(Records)
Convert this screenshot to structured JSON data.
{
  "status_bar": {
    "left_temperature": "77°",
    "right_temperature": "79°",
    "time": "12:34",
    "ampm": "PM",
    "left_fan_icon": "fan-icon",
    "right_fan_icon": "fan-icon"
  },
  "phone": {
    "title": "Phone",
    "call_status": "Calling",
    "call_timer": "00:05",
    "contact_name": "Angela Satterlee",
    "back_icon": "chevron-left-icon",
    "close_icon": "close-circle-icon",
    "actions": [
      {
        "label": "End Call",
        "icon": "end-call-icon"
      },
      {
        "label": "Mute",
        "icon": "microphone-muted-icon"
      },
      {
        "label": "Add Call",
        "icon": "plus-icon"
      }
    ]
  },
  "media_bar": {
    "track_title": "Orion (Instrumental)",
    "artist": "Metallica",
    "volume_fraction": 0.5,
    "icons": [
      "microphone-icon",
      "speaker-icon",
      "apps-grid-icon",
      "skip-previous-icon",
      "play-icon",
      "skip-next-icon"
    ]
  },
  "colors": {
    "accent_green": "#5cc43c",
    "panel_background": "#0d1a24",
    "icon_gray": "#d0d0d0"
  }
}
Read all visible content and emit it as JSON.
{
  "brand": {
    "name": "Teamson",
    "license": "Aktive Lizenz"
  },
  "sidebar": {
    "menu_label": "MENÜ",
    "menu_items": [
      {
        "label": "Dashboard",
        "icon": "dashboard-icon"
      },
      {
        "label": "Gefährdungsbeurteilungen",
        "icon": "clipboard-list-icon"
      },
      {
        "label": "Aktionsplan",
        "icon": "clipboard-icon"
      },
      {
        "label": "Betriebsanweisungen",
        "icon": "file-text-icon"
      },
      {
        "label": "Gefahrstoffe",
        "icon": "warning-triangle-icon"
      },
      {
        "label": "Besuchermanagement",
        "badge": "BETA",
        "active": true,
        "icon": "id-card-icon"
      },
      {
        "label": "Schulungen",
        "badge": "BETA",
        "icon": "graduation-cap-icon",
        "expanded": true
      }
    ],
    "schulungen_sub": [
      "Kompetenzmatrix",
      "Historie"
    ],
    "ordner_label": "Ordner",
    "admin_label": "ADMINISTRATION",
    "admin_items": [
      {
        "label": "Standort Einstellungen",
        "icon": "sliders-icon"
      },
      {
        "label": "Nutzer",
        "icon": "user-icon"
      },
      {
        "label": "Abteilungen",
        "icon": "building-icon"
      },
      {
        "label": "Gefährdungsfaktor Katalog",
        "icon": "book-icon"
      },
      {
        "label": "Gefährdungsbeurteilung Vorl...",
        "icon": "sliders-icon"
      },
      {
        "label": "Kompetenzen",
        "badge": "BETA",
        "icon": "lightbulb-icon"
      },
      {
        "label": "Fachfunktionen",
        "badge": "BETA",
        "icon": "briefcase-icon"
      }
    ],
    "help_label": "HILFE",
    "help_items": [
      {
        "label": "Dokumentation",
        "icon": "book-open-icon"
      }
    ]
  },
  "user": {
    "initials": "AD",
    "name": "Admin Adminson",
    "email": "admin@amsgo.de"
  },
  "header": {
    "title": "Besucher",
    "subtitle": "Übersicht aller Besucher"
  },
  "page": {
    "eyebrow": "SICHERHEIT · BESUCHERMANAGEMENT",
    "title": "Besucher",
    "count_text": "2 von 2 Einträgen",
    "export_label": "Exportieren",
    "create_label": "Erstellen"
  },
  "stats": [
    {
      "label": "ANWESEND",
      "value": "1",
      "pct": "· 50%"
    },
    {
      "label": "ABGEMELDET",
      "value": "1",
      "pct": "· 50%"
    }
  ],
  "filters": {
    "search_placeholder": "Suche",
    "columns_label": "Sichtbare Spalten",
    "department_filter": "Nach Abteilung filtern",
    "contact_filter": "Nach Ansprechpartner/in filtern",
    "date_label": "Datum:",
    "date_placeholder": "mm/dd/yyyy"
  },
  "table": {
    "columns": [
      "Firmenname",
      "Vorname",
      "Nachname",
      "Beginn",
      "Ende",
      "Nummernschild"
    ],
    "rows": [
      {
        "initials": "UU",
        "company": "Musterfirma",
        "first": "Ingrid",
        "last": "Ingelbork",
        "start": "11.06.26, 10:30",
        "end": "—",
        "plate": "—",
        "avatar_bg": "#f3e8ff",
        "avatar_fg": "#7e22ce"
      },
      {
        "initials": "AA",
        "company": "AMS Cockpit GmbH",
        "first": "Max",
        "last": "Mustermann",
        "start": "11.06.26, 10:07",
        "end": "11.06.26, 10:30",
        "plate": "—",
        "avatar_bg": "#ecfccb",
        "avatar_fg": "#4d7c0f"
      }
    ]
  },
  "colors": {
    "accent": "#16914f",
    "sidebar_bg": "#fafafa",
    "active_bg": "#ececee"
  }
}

## Your instructions
The records above must be output exactly, in full.

## The reply
Convert this screenshot to structured JSON data.
{
  "status_bar": {
    "left_temperature": "77°",
    "right_temperature": "79°",
    "time": "12:34",
    "ampm": "PM",
    "left_fan_icon": "fan-icon",
    "right_fan_icon": "fan-icon"
  },
  "phone": {
    "title": "Phone",
    "call_status": "Calling",
    "call_timer": "00:05",
    "contact_name": "Angela Satterlee",
    "back_icon": "chevron-left-icon",
    "close_icon": "close-circle-icon",
    "actions": [
      {
        "label": "End Call",
        "icon": "end-call-icon"
      },
      {
        "label": "Mute",
        "icon": "microphone-muted-icon"
      },
      {
        "label": "Add Call",
        "icon": "plus-icon"
      }
    ]
  },
  "media_bar": {
    "track_title": "Orion (Instrumental)",
    "artist": "Metallica",
    "volume_fraction": 0.5,
    "icons": [
      "microphone-icon",
      "speaker-icon",
      "apps-grid-icon",
      "skip-previous-icon",
      "play-icon",
      "skip-next-icon"
    ]
  },
  "colors": {
    "accent_green": "#5cc43c",
    "panel_background": "#0d1a24",
    "icon_gray": "#d0d0d0"
  }
}
Read all visible content and emit it as JSON.
{
  "brand": {
    "name": "Teamson",
    "license": "Aktive Lizenz"
  },
  "sidebar": {
    "menu_label": "MENÜ",
    "menu_items": [
      {
        "label": "Dashboard",
        "icon": "dashboard-icon"
      },
      {
        "label": "Gefährdungsbeurteilungen",
        "icon": "clipboard-list-icon"
      },
      {
        "label": "Aktionsplan",
        "icon": "clipboard-icon"
      },
      {
        "label": "Betriebsanweisungen",
        "icon": "file-text-icon"
      },
      {
        "label": "Gefahrstoffe",
        "icon": "warning-triangle-icon"
      },
      {
        "label": "Besuchermanagement",
        "badge": "BETA",
        "active": true,
        "icon": "id-card-icon"
      },
      {
        "label": "Schulungen",
        "badge": "BETA",
        "icon": "graduation-cap-icon",
        "expanded": true
      }
    ],
    "schulungen_sub": [
      "Kompetenzmatrix",
      "Historie"
    ],
    "ordner_label": "Ordner",
    "admin_label": "ADMINISTRATION",
    "admin_items": [
      {
        "label": "Standort Einstellungen",
        "icon": "sliders-icon"
      },
      {
        "label": "Nutzer",
        "icon": "user-icon"
      },
      {
        "label": "Abteilungen",
        "icon": "building-icon"
      },
      {
        "label": "Gefährdungsfaktor Katalog",
        "icon": "book-icon"
      },
      {
        "label": "Gefährdungsbeurteilung Vorl...",
        "icon": "sliders-icon"
      },
      {
        "label": "Kompetenzen",
        "badge": "BETA",
        "icon": "lightbulb-icon"
      },
      {
        "label": "Fachfunktionen",
        "badge": "BETA",
        "icon": "briefcase-icon"
      }
    ],
    "help_label": "HILFE",
    "help_items": [
      {
        "label": "Dokumentation",
        "icon": "book-open-icon"
      }
    ]
  },
  "user": {
    "initials": "AD",
    "name": "Admin Adminson",
    "email": "admin@amsgo.de"
  },
  "header": {
    "title": "Besucher",
    "subtitle": "Übersicht aller Besucher"
  },
  "page": {
    "eyebrow": "SICHERHEIT · BESUCHERMANAGEMENT",
    "title": "Besucher",
    "count_text": "2 von 2 Einträgen",
    "export_label": "Exportieren",
    "create_label": "Erstellen"
  },
  "stats": [
    {
      "label": "ANWESEND",
      "value": "1",
      "pct": "· 50%"
    },
    {
      "label": "ABGEMELDET",
      "value": "1",
      "pct": "· 50%"
    }
  ],
  "filters": {
    "search_placeholder": "Suche",
    "columns_label": "Sichtbare Spalten",
    "department_filter": "Nach Abteilung filtern",
    "contact_filter": "Nach Ansprechpartner/in filtern",
    "date_label": "Datum:",
    "date_placeholder": "mm/dd/yyyy"
  },
  "table": {
    "columns": [
      "Firmenname",
      "Vorname",
      "Nachname",
      "Beginn",
      "Ende",
      "Nummernschild"
    ],
    "rows": [
      {
        "initials": "UU",
        "company": "Musterfirma",
        "first": "Ingrid",
        "last": "Ingelbork",
        "start": "11.06.26, 10:30",
        "end": "—",
        "plate": "—",
        "avatar_bg": "#f3e8ff",
        "avatar_fg": "#7e22ce"
      },
      {
        "initials": "AA",
        "company": "AMS Cockpit GmbH",
        "first": "Max",
        "last": "Mustermann",
        "start": "11.06.26, 10:07",
        "end": "11.06.26, 10:30",
        "plate": "—",
        "avatar_bg": "#ecfccb",
        "avatar_fg": "#4d7c0f"
      }
    ]
  },
  "colors": {
    "accent": "#16914f",
    "sidebar_bg": "#fafafa",
    "active_bg": "#ececee"
  }
}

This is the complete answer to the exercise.